● STATED EXERCISE: Reproduce all of the data word for word.

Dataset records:

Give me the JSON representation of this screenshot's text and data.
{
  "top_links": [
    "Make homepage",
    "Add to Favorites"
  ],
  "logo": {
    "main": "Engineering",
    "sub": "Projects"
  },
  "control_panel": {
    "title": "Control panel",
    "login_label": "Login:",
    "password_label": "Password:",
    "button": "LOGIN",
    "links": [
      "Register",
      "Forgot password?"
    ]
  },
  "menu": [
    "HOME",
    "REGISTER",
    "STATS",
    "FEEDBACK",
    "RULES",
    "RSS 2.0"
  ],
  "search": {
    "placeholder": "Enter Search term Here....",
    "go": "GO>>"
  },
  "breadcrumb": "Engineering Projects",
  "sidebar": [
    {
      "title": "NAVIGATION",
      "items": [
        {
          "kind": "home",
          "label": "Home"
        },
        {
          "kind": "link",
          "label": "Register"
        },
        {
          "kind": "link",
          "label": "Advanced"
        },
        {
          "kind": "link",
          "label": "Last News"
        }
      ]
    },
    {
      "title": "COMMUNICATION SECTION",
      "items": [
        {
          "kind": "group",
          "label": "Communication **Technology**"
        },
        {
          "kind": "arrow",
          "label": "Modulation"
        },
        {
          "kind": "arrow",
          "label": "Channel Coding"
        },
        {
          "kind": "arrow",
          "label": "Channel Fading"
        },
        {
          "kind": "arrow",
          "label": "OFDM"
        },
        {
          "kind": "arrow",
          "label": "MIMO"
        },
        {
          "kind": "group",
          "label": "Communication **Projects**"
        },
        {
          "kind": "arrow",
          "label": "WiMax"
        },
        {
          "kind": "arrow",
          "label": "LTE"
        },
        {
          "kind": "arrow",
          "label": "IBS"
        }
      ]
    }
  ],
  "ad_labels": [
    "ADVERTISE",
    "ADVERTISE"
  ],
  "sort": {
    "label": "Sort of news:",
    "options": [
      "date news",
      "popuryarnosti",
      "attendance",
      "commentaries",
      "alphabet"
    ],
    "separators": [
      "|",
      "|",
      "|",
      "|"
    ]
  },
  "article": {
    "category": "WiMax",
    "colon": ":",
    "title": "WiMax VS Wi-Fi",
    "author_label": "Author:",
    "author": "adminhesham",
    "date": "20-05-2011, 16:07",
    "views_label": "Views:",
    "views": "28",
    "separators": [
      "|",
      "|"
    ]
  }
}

● TASK ANSWER:
Give me the JSON representation of this screenshot's text and data.
{
  "top_links": [
    "Make homepage",
    "Add to Favorites"
  ],
  "logo": {
    "main": "Engineering",
    "sub": "Projects"
  },
  "control_panel": {
    "title": "Control panel",
    "login_label": "Login:",
    "password_label": "Password:",
    "button": "LOGIN",
    "links": [
      "Register",
      "Forgot password?"
    ]
  },
  "menu": [
    "HOME",
    "REGISTER",
    "STATS",
    "FEEDBACK",
    "RULES",
    "RSS 2.0"
  ],
  "search": {
    "placeholder": "Enter Search term Here....",
    "go": "GO>>"
  },
  "breadcrumb": "Engineering Projects",
  "sidebar": [
    {
      "title": "NAVIGATION",
      "items": [
        {
          "kind": "home",
          "label": "Home"
        },
        {
          "kind": "link",
          "label": "Register"
        },
        {
          "kind": "link",
          "label": "Advanced"
        },
        {
          "kind": "link",
          "label": "Last News"
        }
      ]
    },
    {
      "title": "COMMUNICATION SECTION",
      "items": [
        {
          "kind": "group",
          "label": "Communication **Technology**"
        },
        {
          "kind": "arrow",
          "label": "Modulation"
        },
        {
          "kind": "arrow",
          "label": "Channel Coding"
        },
        {
          "kind": "arrow",
          "label": "Channel Fading"
        },
        {
          "kind": "arrow",
          "label": "OFDM"
        },
        {
          "kind": "arrow",
          "label": "MIMO"
        },
        {
          "kind": "group",
          "label": "Communication **Projects**"
        },
        {
          "kind": "arrow",
          "label": "WiMax"
        },
        {
          "kind": "arrow",
          "label": "LTE"
        },
        {
          "kind": "arrow",
          "label": "IBS"
        }
      ]
    }
  ],
  "ad_labels": [
    "ADVERTISE",
    "ADVERTISE"
  ],
  "sort": {
    "label": "Sort of news:",
    "options": [
      "date news",
      "popuryarnosti",
      "attendance",
      "commentaries",
      "alphabet"
    ],
    "separators": [
      "|",
      "|",
      "|",
      "|"
    ]
  },
  "article": {
    "category": "WiMax",
    "colon": ":",
    "title": "WiMax VS Wi-Fi",
    "author_label": "Author:",
    "author": "adminhesham",
    "date": "20-05-2011, 16:07",
    "views_label": "Views:",
    "views": "28",
    "separators": [
      "|",
      "|"
    ]
  }
}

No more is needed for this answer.